>> START

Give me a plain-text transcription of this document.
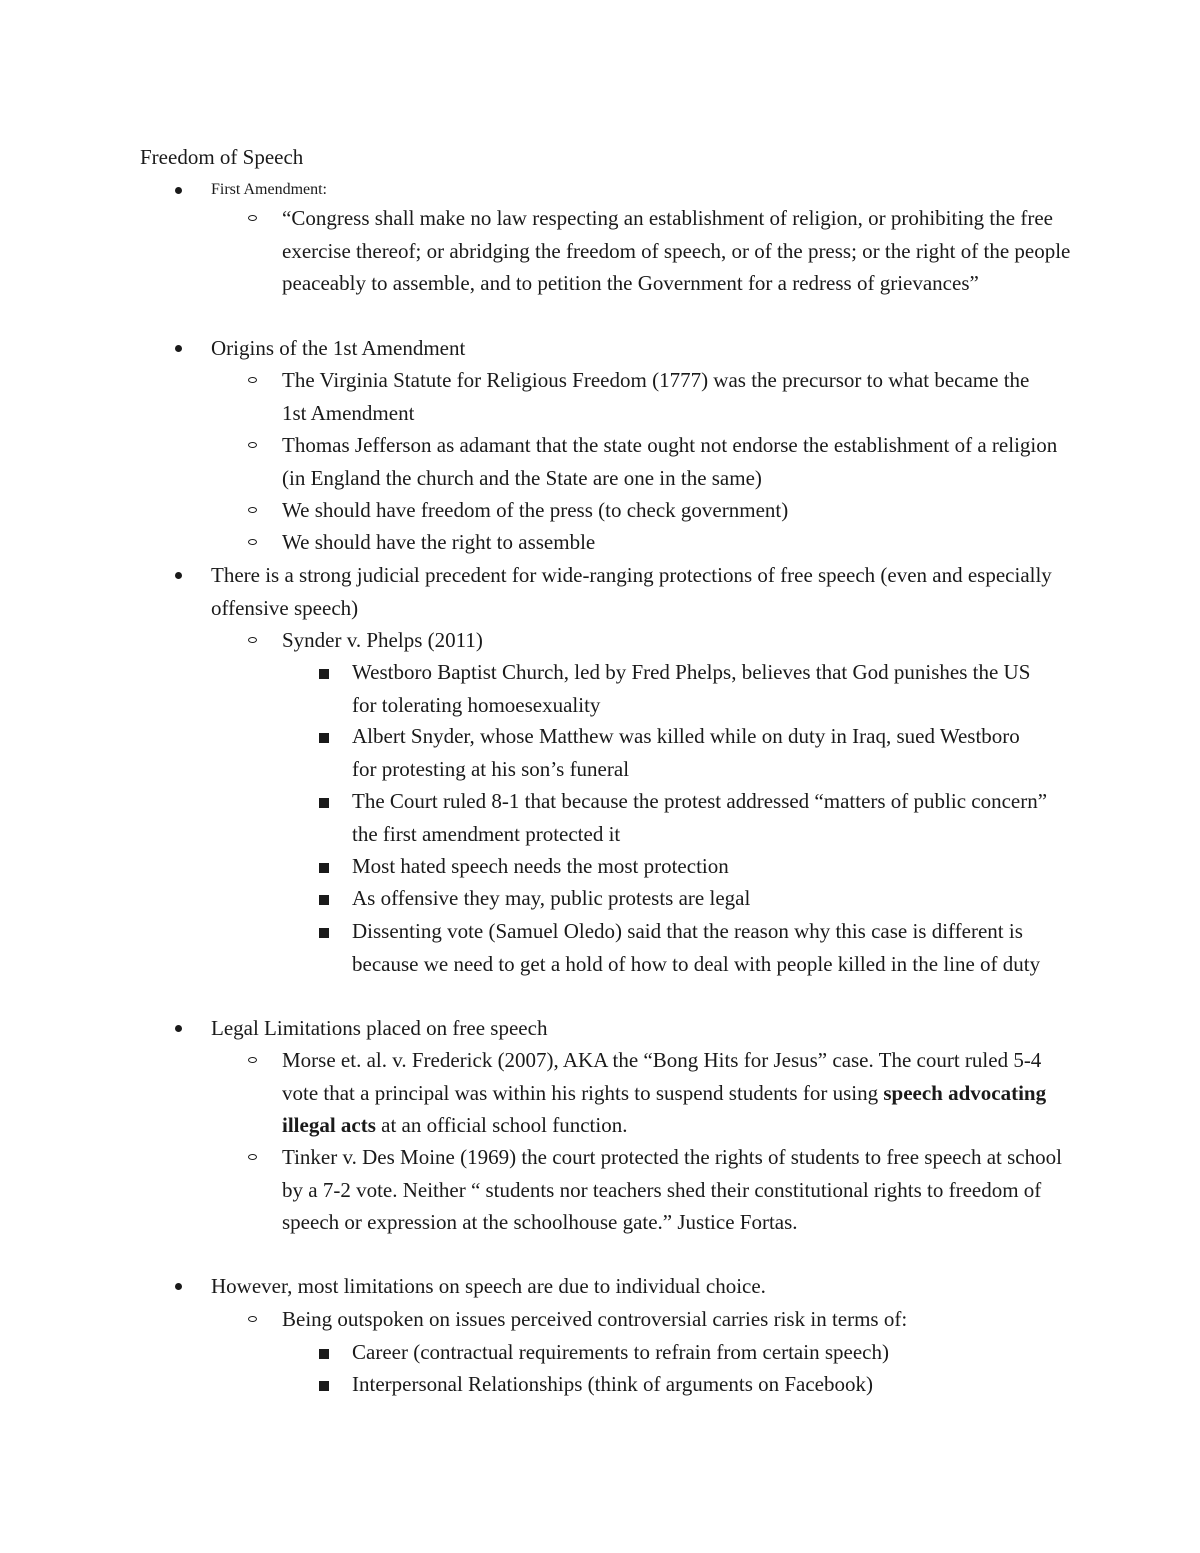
Freedom of Speech
First Amendment:
“Congress shall make no law respecting an establishment of religion, or prohibiting the free exercise thereof; or abridging the freedom of speech, or of the press; or the right of the people peaceably to assemble, and to petition the Government for a redress of grievances”
Origins of the 1st Amendment
The Virginia Statute for Religious Freedom (1777) was the precursor to what became the 1st Amendment
Thomas Jefferson as adamant that the state ought not endorse the establishment of a religion (in England the church and the State are one in the same)
We should have freedom of the press (to check government)
We should have the right to assemble
There is a strong judicial precedent for wide-ranging protections of free speech (even and especially offensive speech)
Synder v. Phelps (2011)
Westboro Baptist Church, led by Fred Phelps, believes that God punishes the US for tolerating homoesexuality
Albert Snyder, whose Matthew was killed while on duty in Iraq, sued Westboro for protesting at his son’s funeral
The Court ruled 8-1 that because the protest addressed “matters of public concern” the first amendment protected it
Most hated speech needs the most protection
As offensive they may, public protests are legal
Dissenting vote (Samuel Oledo) said that the reason why this case is different is because we need to get a hold of how to deal with people killed in the line of duty
Legal Limitations placed on free speech
Morse et. al. v. Frederick (2007), AKA the “Bong Hits for Jesus” case. The court ruled 5-4 vote that a principal was within his rights to suspend students for using speech advocating illegal acts at an official school function.
Tinker v. Des Moine (1969) the court protected the rights of students to free speech at school by a 7-2 vote. Neither “ students nor teachers shed their constitutional rights to freedom of speech or expression at the schoolhouse gate.” Justice Fortas.
However, most limitations on speech are due to individual choice.
Being outspoken on issues perceived controversial carries risk in terms of:
Career (contractual requirements to refrain from certain speech)
Interpersonal Relationships (think of arguments on Facebook)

>> END

## Work to be completed
Without the pictures, output the full listing exactly as it stands.

## Written response
Give me a plain-text transcription of this document.
Freedom of Speech
First Amendment:
“Congress shall make no law respecting an establishment of religion, or prohibiting the free exercise thereof; or abridging the freedom of speech, or of the press; or the right of the people peaceably to assemble, and to petition the Government for a redress of grievances”
Origins of the 1st Amendment
The Virginia Statute for Religious Freedom (1777) was the precursor to what became the 1st Amendment
Thomas Jefferson as adamant that the state ought not endorse the establishment of a religion (in England the church and the State are one in the same)
We should have freedom of the press (to check government)
We should have the right to assemble
There is a strong judicial precedent for wide-ranging protections of free speech (even and especially offensive speech)
Synder v. Phelps (2011)
Westboro Baptist Church, led by Fred Phelps, believes that God punishes the US for tolerating homoesexuality
Albert Snyder, whose Matthew was killed while on duty in Iraq, sued Westboro for protesting at his son’s funeral
The Court ruled 8-1 that because the protest addressed “matters of public concern” the first amendment protected it
Most hated speech needs the most protection
As offensive they may, public protests are legal
Dissenting vote (Samuel Oledo) said that the reason why this case is different is because we need to get a hold of how to deal with people killed in the line of duty
Legal Limitations placed on free speech
Morse et. al. v. Frederick (2007), AKA the “Bong Hits for Jesus” case. The court ruled 5-4 vote that a principal was within his rights to suspend students for using speech advocating illegal acts at an official school function.
Tinker v. Des Moine (1969) the court protected the rights of students to free speech at school by a 7-2 vote. Neither “ students nor teachers shed their constitutional rights to freedom of speech or expression at the schoolhouse gate.” Justice Fortas.
However, most limitations on speech are due to individual choice.
Being outspoken on issues perceived controversial carries risk in terms of:
Career (contractual requirements to refrain from certain speech)
Interpersonal Relationships (think of arguments on Facebook)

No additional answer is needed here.